⟨

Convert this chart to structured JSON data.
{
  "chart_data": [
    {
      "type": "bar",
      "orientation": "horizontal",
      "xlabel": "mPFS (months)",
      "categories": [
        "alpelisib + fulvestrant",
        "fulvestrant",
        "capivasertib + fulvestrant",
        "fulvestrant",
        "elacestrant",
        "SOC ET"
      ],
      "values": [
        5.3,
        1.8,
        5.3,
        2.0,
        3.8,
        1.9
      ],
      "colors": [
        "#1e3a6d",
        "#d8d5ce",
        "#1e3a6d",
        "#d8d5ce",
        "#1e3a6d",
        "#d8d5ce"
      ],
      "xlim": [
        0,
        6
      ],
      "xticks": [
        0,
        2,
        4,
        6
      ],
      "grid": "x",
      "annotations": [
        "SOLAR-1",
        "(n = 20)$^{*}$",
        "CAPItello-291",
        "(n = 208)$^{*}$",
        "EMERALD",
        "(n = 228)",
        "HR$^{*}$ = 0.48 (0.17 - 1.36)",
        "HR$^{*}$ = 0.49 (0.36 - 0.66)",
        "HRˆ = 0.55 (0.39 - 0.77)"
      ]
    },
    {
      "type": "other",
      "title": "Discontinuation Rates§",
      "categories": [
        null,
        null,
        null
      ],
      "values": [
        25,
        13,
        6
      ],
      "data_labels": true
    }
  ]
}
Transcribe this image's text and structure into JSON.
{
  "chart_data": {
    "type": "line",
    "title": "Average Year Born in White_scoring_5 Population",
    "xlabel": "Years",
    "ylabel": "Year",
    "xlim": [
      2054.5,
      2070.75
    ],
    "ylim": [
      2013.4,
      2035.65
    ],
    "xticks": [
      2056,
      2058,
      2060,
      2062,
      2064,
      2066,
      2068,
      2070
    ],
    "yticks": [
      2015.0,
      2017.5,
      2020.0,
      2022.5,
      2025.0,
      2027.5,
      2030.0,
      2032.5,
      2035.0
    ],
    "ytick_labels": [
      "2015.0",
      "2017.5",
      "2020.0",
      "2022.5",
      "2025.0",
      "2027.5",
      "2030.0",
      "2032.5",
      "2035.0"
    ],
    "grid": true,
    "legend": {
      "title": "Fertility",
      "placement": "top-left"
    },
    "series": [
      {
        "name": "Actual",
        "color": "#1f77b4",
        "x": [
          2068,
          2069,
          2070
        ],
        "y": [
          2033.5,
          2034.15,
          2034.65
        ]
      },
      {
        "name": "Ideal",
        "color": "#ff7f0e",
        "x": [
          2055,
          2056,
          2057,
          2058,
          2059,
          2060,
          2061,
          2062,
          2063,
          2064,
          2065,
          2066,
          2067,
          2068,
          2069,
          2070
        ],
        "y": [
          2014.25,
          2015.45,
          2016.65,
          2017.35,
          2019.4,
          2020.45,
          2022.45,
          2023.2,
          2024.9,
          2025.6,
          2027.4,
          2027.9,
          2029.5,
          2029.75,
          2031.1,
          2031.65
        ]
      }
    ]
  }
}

⟩
⟨

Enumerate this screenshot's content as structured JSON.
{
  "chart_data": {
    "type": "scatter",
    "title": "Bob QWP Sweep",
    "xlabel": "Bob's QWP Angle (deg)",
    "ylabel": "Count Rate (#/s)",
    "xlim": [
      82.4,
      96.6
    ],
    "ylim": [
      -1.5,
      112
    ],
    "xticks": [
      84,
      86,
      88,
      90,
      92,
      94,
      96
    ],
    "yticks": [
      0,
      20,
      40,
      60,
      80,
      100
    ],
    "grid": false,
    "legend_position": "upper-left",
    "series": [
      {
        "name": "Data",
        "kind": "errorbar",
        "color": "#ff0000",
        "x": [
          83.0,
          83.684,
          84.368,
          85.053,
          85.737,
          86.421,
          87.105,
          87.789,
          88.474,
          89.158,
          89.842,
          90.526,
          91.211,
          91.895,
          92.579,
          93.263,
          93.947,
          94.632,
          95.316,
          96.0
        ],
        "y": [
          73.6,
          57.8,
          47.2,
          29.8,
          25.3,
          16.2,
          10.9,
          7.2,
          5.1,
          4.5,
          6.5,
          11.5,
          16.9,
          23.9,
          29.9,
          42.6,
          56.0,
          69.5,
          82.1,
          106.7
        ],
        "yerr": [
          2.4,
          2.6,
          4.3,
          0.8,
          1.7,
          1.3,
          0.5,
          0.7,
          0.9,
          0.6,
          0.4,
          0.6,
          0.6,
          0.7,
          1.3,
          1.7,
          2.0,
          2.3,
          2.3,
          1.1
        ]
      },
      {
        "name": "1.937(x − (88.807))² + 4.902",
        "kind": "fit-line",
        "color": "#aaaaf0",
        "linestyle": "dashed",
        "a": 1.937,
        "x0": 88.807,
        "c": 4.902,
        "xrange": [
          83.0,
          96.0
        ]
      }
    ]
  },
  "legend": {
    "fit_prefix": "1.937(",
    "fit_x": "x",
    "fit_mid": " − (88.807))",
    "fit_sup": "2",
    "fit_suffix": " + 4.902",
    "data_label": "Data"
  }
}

⟩
⟨

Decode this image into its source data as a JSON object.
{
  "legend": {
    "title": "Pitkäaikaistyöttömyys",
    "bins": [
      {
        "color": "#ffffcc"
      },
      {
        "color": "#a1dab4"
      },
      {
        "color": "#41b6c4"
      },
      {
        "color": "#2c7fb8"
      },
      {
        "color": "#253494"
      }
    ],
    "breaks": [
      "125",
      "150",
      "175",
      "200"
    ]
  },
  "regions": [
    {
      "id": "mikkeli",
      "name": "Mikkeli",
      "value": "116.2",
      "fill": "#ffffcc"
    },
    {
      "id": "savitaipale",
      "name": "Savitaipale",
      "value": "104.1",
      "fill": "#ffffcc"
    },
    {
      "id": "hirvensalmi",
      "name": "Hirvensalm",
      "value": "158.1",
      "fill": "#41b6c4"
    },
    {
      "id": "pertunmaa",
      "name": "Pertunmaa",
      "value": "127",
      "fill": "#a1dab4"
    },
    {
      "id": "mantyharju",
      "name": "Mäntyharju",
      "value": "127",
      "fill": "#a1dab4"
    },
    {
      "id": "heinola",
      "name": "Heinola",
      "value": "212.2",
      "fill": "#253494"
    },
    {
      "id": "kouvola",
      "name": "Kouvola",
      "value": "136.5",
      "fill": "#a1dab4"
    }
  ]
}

⟩

Instructions to follow – Only lines with the word "fulvestrant" should be collected from the material.

The result –
        "alpelisib + fulvestrant",
        "fulvestrant",
        "capivasertib + fulvestrant",
        "fulvestrant",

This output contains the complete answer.